start STORED DATA

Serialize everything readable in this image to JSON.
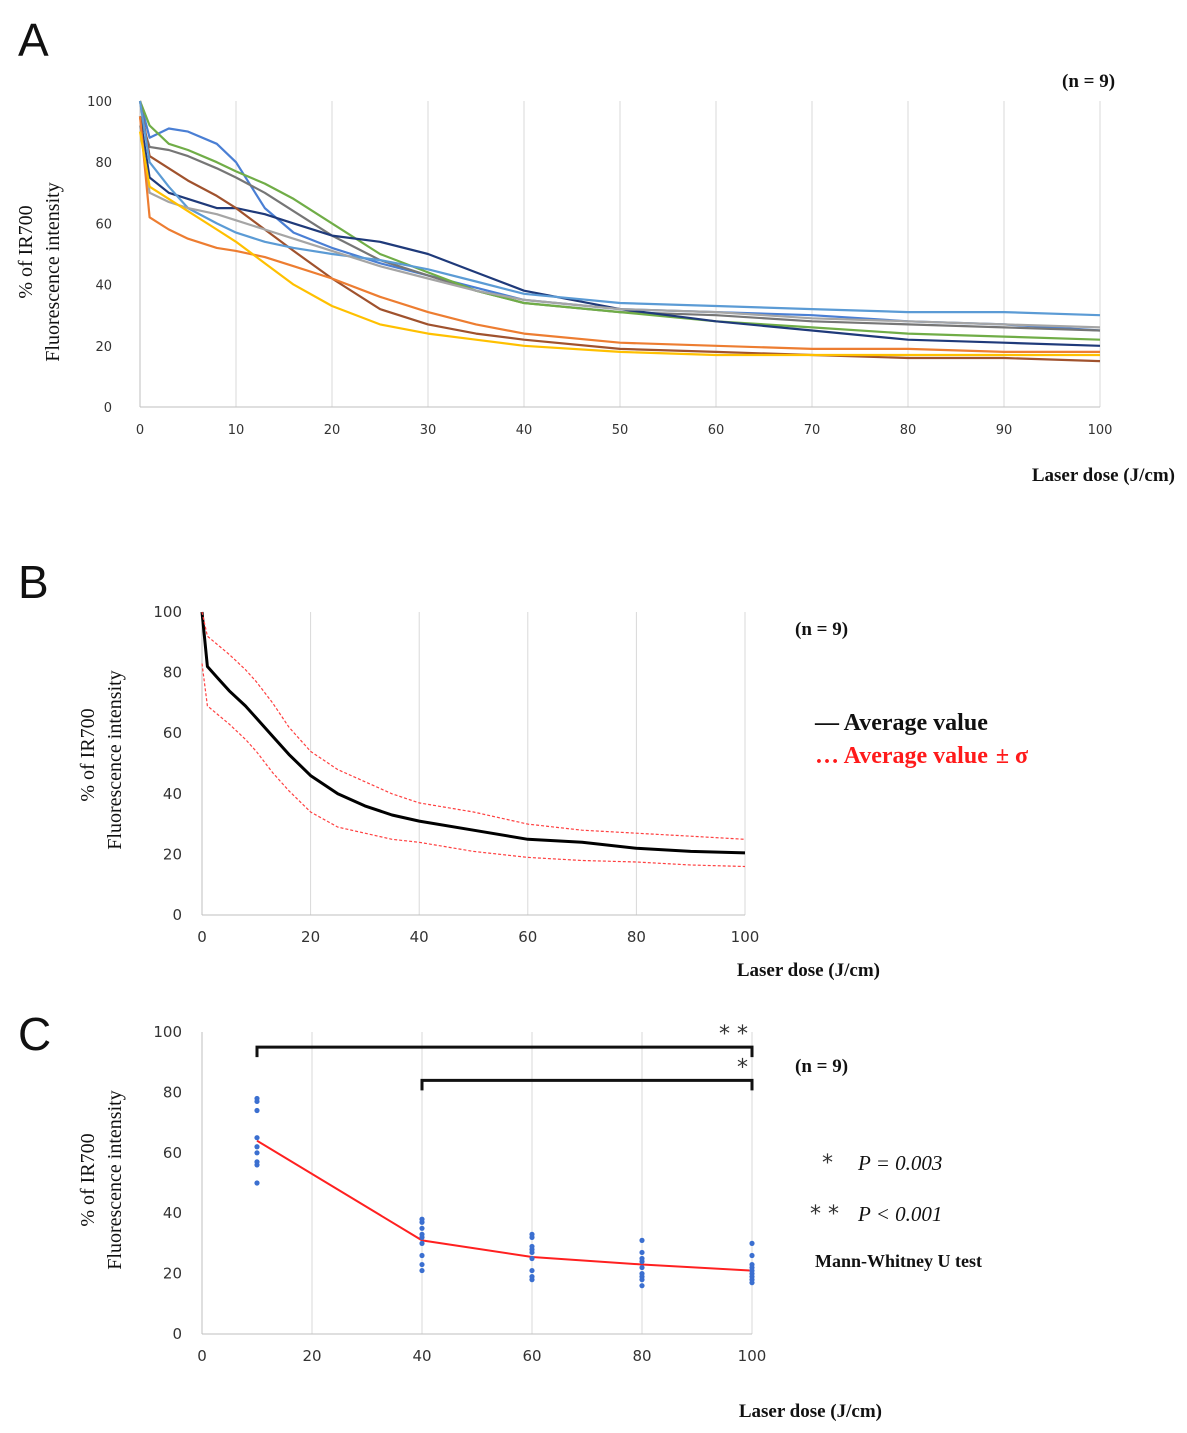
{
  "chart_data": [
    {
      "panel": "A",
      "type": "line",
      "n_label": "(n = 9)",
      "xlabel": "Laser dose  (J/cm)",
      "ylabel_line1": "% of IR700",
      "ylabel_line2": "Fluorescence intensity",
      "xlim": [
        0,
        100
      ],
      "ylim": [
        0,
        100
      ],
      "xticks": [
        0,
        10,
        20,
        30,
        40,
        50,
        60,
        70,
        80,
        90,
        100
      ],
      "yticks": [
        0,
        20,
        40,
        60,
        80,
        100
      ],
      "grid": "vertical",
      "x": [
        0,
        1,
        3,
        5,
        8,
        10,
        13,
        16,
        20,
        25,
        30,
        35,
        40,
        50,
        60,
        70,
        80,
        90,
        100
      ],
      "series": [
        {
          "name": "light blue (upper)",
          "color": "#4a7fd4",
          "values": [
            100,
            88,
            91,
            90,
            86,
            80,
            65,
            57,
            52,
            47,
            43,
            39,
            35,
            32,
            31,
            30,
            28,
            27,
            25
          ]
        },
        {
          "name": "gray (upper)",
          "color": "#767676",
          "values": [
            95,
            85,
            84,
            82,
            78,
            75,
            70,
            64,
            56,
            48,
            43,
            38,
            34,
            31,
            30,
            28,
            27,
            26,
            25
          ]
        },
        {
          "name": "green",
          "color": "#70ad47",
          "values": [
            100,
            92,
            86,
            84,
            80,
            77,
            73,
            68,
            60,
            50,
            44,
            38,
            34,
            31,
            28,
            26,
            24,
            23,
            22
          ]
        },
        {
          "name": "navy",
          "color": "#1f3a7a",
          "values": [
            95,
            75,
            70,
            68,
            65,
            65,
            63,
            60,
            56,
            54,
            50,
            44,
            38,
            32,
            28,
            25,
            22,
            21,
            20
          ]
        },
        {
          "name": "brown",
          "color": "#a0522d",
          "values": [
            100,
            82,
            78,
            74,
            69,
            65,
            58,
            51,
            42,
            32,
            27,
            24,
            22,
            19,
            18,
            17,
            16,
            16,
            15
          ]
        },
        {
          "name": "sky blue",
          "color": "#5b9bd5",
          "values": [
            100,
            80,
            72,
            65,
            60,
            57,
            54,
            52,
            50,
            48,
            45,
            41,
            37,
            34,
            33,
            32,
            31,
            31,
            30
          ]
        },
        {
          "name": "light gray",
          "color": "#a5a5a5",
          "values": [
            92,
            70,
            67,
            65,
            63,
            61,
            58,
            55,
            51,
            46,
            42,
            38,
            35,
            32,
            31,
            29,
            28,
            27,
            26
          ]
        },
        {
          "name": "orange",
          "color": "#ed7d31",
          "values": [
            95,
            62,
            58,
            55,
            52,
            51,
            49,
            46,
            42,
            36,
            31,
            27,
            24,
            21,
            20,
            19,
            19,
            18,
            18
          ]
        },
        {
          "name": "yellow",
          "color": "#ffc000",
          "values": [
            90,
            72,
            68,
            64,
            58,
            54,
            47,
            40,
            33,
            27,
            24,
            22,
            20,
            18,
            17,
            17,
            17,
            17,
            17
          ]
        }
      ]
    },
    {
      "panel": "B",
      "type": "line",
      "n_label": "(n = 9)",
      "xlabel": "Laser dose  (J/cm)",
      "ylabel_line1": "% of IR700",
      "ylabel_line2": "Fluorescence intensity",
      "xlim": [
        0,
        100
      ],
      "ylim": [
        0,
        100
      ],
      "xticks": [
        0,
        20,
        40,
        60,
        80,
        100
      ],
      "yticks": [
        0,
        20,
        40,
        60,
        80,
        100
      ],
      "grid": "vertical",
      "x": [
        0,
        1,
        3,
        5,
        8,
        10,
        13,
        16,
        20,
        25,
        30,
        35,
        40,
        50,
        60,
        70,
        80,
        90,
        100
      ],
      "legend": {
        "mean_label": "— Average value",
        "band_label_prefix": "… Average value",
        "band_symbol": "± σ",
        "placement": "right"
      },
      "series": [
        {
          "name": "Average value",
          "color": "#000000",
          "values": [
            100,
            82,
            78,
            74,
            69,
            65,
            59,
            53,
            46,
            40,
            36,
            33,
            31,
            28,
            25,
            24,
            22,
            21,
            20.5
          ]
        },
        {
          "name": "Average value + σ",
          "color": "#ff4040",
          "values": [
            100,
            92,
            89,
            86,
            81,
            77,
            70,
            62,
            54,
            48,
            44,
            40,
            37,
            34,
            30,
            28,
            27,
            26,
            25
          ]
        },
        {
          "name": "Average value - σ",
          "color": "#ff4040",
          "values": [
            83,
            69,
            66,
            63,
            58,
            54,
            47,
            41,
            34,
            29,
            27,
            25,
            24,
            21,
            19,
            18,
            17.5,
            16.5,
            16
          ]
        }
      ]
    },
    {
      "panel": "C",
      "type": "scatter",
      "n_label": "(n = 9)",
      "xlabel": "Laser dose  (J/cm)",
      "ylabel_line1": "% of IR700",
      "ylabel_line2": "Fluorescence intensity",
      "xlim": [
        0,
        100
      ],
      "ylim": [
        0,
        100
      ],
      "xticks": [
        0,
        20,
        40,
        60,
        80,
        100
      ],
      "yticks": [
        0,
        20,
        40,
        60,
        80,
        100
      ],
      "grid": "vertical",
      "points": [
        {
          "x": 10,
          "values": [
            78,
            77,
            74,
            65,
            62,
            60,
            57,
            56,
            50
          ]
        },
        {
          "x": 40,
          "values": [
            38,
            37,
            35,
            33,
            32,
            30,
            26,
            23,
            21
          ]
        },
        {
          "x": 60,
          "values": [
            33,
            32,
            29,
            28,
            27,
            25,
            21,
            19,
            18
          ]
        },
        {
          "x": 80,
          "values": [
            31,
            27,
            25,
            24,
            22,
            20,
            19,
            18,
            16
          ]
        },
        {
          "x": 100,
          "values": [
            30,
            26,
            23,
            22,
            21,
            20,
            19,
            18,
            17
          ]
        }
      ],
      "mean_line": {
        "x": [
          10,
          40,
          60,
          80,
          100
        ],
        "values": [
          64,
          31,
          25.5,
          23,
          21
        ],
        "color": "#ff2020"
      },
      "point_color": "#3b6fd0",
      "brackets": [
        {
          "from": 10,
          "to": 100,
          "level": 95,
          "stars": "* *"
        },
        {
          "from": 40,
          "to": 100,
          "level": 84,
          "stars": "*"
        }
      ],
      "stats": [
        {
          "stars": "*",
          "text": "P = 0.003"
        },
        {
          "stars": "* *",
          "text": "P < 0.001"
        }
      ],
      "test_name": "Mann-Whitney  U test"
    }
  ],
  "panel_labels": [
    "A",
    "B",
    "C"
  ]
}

end STORED DATA

*EXERCISE DESCRIPTION*.
Pictures stay out; reproduce every line of the records exactly.

*EXERCISE SOLUTION*.
Serialize everything readable in this image to JSON.
{
  "chart_data": [
    {
      "panel": "A",
      "type": "line",
      "n_label": "(n = 9)",
      "xlabel": "Laser dose  (J/cm)",
      "ylabel_line1": "% of IR700",
      "ylabel_line2": "Fluorescence intensity",
      "xlim": [
        0,
        100
      ],
      "ylim": [
        0,
        100
      ],
      "xticks": [
        0,
        10,
        20,
        30,
        40,
        50,
        60,
        70,
        80,
        90,
        100
      ],
      "yticks": [
        0,
        20,
        40,
        60,
        80,
        100
      ],
      "grid": "vertical",
      "x": [
        0,
        1,
        3,
        5,
        8,
        10,
        13,
        16,
        20,
        25,
        30,
        35,
        40,
        50,
        60,
        70,
        80,
        90,
        100
      ],
      "series": [
        {
          "name": "light blue (upper)",
          "color": "#4a7fd4",
          "values": [
            100,
            88,
            91,
            90,
            86,
            80,
            65,
            57,
            52,
            47,
            43,
            39,
            35,
            32,
            31,
            30,
            28,
            27,
            25
          ]
        },
        {
          "name": "gray (upper)",
          "color": "#767676",
          "values": [
            95,
            85,
            84,
            82,
            78,
            75,
            70,
            64,
            56,
            48,
            43,
            38,
            34,
            31,
            30,
            28,
            27,
            26,
            25
          ]
        },
        {
          "name": "green",
          "color": "#70ad47",
          "values": [
            100,
            92,
            86,
            84,
            80,
            77,
            73,
            68,
            60,
            50,
            44,
            38,
            34,
            31,
            28,
            26,
            24,
            23,
            22
          ]
        },
        {
          "name": "navy",
          "color": "#1f3a7a",
          "values": [
            95,
            75,
            70,
            68,
            65,
            65,
            63,
            60,
            56,
            54,
            50,
            44,
            38,
            32,
            28,
            25,
            22,
            21,
            20
          ]
        },
        {
          "name": "brown",
          "color": "#a0522d",
          "values": [
            100,
            82,
            78,
            74,
            69,
            65,
            58,
            51,
            42,
            32,
            27,
            24,
            22,
            19,
            18,
            17,
            16,
            16,
            15
          ]
        },
        {
          "name": "sky blue",
          "color": "#5b9bd5",
          "values": [
            100,
            80,
            72,
            65,
            60,
            57,
            54,
            52,
            50,
            48,
            45,
            41,
            37,
            34,
            33,
            32,
            31,
            31,
            30
          ]
        },
        {
          "name": "light gray",
          "color": "#a5a5a5",
          "values": [
            92,
            70,
            67,
            65,
            63,
            61,
            58,
            55,
            51,
            46,
            42,
            38,
            35,
            32,
            31,
            29,
            28,
            27,
            26
          ]
        },
        {
          "name": "orange",
          "color": "#ed7d31",
          "values": [
            95,
            62,
            58,
            55,
            52,
            51,
            49,
            46,
            42,
            36,
            31,
            27,
            24,
            21,
            20,
            19,
            19,
            18,
            18
          ]
        },
        {
          "name": "yellow",
          "color": "#ffc000",
          "values": [
            90,
            72,
            68,
            64,
            58,
            54,
            47,
            40,
            33,
            27,
            24,
            22,
            20,
            18,
            17,
            17,
            17,
            17,
            17
          ]
        }
      ]
    },
    {
      "panel": "B",
      "type": "line",
      "n_label": "(n = 9)",
      "xlabel": "Laser dose  (J/cm)",
      "ylabel_line1": "% of IR700",
      "ylabel_line2": "Fluorescence intensity",
      "xlim": [
        0,
        100
      ],
      "ylim": [
        0,
        100
      ],
      "xticks": [
        0,
        20,
        40,
        60,
        80,
        100
      ],
      "yticks": [
        0,
        20,
        40,
        60,
        80,
        100
      ],
      "grid": "vertical",
      "x": [
        0,
        1,
        3,
        5,
        8,
        10,
        13,
        16,
        20,
        25,
        30,
        35,
        40,
        50,
        60,
        70,
        80,
        90,
        100
      ],
      "legend": {
        "mean_label": "— Average value",
        "band_label_prefix": "… Average value",
        "band_symbol": "± σ",
        "placement": "right"
      },
      "series": [
        {
          "name": "Average value",
          "color": "#000000",
          "values": [
            100,
            82,
            78,
            74,
            69,
            65,
            59,
            53,
            46,
            40,
            36,
            33,
            31,
            28,
            25,
            24,
            22,
            21,
            20.5
          ]
        },
        {
          "name": "Average value + σ",
          "color": "#ff4040",
          "values": [
            100,
            92,
            89,
            86,
            81,
            77,
            70,
            62,
            54,
            48,
            44,
            40,
            37,
            34,
            30,
            28,
            27,
            26,
            25
          ]
        },
        {
          "name": "Average value - σ",
          "color": "#ff4040",
          "values": [
            83,
            69,
            66,
            63,
            58,
            54,
            47,
            41,
            34,
            29,
            27,
            25,
            24,
            21,
            19,
            18,
            17.5,
            16.5,
            16
          ]
        }
      ]
    },
    {
      "panel": "C",
      "type": "scatter",
      "n_label": "(n = 9)",
      "xlabel": "Laser dose  (J/cm)",
      "ylabel_line1": "% of IR700",
      "ylabel_line2": "Fluorescence intensity",
      "xlim": [
        0,
        100
      ],
      "ylim": [
        0,
        100
      ],
      "xticks": [
        0,
        20,
        40,
        60,
        80,
        100
      ],
      "yticks": [
        0,
        20,
        40,
        60,
        80,
        100
      ],
      "grid": "vertical",
      "points": [
        {
          "x": 10,
          "values": [
            78,
            77,
            74,
            65,
            62,
            60,
            57,
            56,
            50
          ]
        },
        {
          "x": 40,
          "values": [
            38,
            37,
            35,
            33,
            32,
            30,
            26,
            23,
            21
          ]
        },
        {
          "x": 60,
          "values": [
            33,
            32,
            29,
            28,
            27,
            25,
            21,
            19,
            18
          ]
        },
        {
          "x": 80,
          "values": [
            31,
            27,
            25,
            24,
            22,
            20,
            19,
            18,
            16
          ]
        },
        {
          "x": 100,
          "values": [
            30,
            26,
            23,
            22,
            21,
            20,
            19,
            18,
            17
          ]
        }
      ],
      "mean_line": {
        "x": [
          10,
          40,
          60,
          80,
          100
        ],
        "values": [
          64,
          31,
          25.5,
          23,
          21
        ],
        "color": "#ff2020"
      },
      "point_color": "#3b6fd0",
      "brackets": [
        {
          "from": 10,
          "to": 100,
          "level": 95,
          "stars": "* *"
        },
        {
          "from": 40,
          "to": 100,
          "level": 84,
          "stars": "*"
        }
      ],
      "stats": [
        {
          "stars": "*",
          "text": "P = 0.003"
        },
        {
          "stars": "* *",
          "text": "P < 0.001"
        }
      ],
      "test_name": "Mann-Whitney  U test"
    }
  ],
  "panel_labels": [
    "A",
    "B",
    "C"
  ]
}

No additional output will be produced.